▶ [What needs to be done]:
Track down the lines that contain "this" and copy them.

▶ [Dataset extract]:
______

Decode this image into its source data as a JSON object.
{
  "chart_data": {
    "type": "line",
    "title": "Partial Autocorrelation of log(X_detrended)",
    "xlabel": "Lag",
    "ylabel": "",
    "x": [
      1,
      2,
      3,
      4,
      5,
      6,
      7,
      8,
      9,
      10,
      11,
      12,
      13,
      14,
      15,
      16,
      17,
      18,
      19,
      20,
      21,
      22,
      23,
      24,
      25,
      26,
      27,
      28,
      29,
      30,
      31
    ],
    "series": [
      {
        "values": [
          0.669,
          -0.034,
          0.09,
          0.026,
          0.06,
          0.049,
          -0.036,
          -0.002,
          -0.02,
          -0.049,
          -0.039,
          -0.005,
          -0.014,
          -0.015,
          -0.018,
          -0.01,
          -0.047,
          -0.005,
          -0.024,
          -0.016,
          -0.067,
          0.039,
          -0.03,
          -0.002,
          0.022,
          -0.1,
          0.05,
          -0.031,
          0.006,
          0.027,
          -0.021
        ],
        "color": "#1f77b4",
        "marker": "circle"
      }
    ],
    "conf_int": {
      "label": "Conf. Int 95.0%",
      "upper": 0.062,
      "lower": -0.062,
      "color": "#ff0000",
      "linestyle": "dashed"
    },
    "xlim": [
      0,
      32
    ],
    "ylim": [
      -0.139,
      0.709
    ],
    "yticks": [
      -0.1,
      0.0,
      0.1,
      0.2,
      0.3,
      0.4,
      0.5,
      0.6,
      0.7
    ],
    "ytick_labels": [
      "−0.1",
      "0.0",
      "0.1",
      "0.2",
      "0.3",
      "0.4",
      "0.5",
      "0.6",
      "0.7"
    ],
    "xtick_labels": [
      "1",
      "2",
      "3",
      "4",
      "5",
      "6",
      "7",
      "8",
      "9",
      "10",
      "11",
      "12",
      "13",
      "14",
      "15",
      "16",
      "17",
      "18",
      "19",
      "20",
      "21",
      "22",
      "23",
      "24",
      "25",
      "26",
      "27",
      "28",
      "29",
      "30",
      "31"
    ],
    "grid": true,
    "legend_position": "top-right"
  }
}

______

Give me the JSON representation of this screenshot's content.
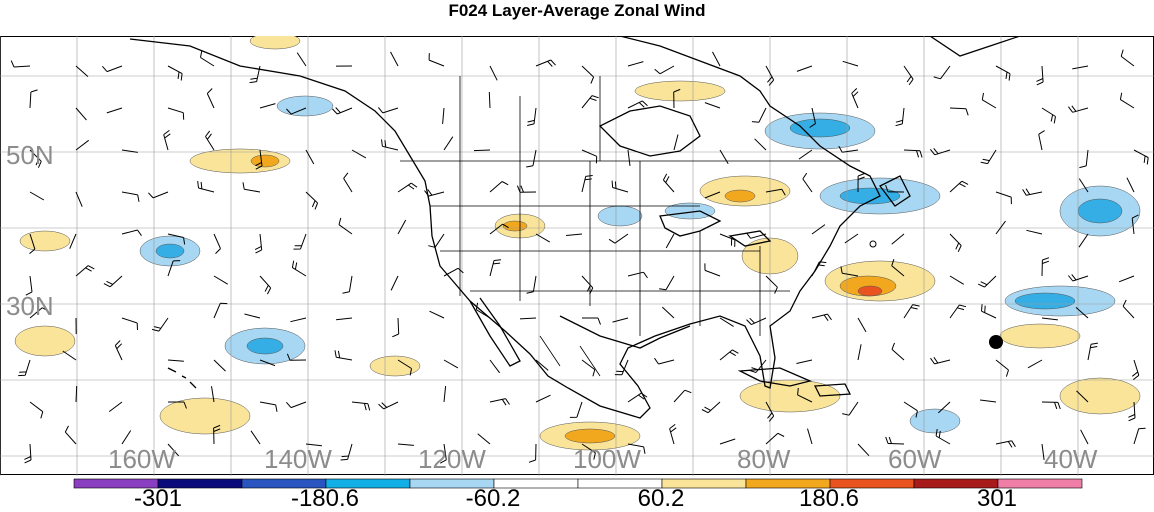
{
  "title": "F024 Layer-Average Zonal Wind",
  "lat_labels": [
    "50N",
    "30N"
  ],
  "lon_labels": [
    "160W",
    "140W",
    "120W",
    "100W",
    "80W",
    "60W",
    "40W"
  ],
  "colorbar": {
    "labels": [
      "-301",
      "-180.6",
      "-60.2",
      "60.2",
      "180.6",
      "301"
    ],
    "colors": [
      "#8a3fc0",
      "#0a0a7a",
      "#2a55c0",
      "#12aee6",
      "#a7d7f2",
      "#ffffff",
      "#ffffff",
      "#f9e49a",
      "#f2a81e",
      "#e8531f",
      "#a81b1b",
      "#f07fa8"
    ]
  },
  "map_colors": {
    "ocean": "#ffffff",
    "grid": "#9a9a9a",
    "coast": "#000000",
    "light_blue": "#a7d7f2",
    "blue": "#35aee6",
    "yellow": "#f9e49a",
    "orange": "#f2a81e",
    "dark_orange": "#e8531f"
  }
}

______

▶ [Task answer]:
Decode this image into its source data as a JSON object.
Give me the JSON representation of this screenshot's content.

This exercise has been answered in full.